- REQUIREMENT -
Count how many lines of the material hold "функция". Respond with that number alone.

··· TASK DATA ···

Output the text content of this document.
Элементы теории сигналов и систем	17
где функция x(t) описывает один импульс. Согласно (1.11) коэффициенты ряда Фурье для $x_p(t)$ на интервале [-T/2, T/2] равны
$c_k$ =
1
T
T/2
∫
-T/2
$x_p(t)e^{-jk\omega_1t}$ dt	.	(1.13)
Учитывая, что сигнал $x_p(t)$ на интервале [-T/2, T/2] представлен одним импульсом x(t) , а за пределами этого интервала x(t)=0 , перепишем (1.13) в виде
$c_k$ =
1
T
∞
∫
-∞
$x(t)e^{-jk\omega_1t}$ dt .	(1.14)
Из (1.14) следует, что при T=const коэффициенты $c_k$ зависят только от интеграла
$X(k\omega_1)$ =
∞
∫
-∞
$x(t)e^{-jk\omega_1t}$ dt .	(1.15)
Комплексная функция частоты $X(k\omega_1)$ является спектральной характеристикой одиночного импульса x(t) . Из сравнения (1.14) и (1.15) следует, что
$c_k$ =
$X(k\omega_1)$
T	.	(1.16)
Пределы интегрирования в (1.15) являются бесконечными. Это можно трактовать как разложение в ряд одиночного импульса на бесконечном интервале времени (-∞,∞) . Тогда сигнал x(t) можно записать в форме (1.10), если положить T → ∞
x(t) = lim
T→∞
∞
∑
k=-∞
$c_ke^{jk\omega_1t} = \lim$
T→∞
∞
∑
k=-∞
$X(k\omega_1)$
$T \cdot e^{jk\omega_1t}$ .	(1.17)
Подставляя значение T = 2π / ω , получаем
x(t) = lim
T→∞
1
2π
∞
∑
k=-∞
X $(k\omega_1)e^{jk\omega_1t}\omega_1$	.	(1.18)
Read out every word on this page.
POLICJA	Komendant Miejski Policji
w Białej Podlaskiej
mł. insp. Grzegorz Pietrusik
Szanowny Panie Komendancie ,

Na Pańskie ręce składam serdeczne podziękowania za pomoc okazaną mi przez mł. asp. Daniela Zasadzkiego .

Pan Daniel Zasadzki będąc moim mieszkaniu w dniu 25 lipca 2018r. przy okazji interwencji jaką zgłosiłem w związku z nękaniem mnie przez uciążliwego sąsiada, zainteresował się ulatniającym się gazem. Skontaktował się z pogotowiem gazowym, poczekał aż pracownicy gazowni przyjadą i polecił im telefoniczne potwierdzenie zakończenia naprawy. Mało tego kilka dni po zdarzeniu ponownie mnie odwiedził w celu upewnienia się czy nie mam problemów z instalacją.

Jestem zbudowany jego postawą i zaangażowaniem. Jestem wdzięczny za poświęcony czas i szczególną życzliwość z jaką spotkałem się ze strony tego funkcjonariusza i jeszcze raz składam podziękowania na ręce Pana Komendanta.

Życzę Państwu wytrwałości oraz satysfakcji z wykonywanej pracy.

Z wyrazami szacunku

···

- WRITTEN SOLUTION -
2